### [ENTRIES]
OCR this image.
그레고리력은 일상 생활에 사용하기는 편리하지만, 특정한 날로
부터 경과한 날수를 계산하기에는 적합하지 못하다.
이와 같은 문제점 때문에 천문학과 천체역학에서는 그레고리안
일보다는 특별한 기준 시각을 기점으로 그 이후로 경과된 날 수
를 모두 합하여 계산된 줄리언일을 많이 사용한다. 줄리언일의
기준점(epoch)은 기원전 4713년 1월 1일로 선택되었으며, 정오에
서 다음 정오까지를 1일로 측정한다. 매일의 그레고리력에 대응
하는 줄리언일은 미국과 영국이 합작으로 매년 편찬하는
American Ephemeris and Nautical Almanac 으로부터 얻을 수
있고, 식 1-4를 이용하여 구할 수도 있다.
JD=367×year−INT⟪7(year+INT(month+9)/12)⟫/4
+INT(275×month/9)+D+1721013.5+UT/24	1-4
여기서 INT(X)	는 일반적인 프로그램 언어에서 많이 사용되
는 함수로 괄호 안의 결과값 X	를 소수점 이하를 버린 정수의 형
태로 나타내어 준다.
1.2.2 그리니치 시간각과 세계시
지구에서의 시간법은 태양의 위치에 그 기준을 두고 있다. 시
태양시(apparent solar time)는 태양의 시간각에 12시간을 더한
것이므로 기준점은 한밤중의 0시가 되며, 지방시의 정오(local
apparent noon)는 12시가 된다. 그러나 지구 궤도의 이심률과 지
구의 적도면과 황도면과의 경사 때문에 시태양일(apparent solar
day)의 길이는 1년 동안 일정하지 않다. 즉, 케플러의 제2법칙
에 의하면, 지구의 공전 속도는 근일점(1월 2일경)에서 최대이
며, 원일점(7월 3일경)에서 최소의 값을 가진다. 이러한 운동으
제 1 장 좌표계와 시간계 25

### [WHAT IS NEEDED]
Reproduce the material above, every line of it, exactly.

### [RESULT OF THE TASK]
OCR this image.
그레고리력은 일상 생활에 사용하기는 편리하지만, 특정한 날로
부터 경과한 날수를 계산하기에는 적합하지 못하다.
이와 같은 문제점 때문에 천문학과 천체역학에서는 그레고리안
일보다는 특별한 기준 시각을 기점으로 그 이후로 경과된 날 수
를 모두 합하여 계산된 줄리언일을 많이 사용한다. 줄리언일의
기준점(epoch)은 기원전 4713년 1월 1일로 선택되었으며, 정오에
서 다음 정오까지를 1일로 측정한다. 매일의 그레고리력에 대응
하는 줄리언일은 미국과 영국이 합작으로 매년 편찬하는
American Ephemeris and Nautical Almanac 으로부터 얻을 수
있고, 식 1-4를 이용하여 구할 수도 있다.
JD=367×year−INT⟪7(year+INT(month+9)/12)⟫/4
+INT(275×month/9)+D+1721013.5+UT/24	1-4
여기서 INT(X)	는 일반적인 프로그램 언어에서 많이 사용되
는 함수로 괄호 안의 결과값 X	를 소수점 이하를 버린 정수의 형
태로 나타내어 준다.
1.2.2 그리니치 시간각과 세계시
지구에서의 시간법은 태양의 위치에 그 기준을 두고 있다. 시
태양시(apparent solar time)는 태양의 시간각에 12시간을 더한
것이므로 기준점은 한밤중의 0시가 되며, 지방시의 정오(local
apparent noon)는 12시가 된다. 그러나 지구 궤도의 이심률과 지
구의 적도면과 황도면과의 경사 때문에 시태양일(apparent solar
day)의 길이는 1년 동안 일정하지 않다. 즉, 케플러의 제2법칙
에 의하면, 지구의 공전 속도는 근일점(1월 2일경)에서 최대이
며, 원일점(7월 3일경)에서 최소의 값을 가진다. 이러한 운동으
제 1 장 좌표계와 시간계 25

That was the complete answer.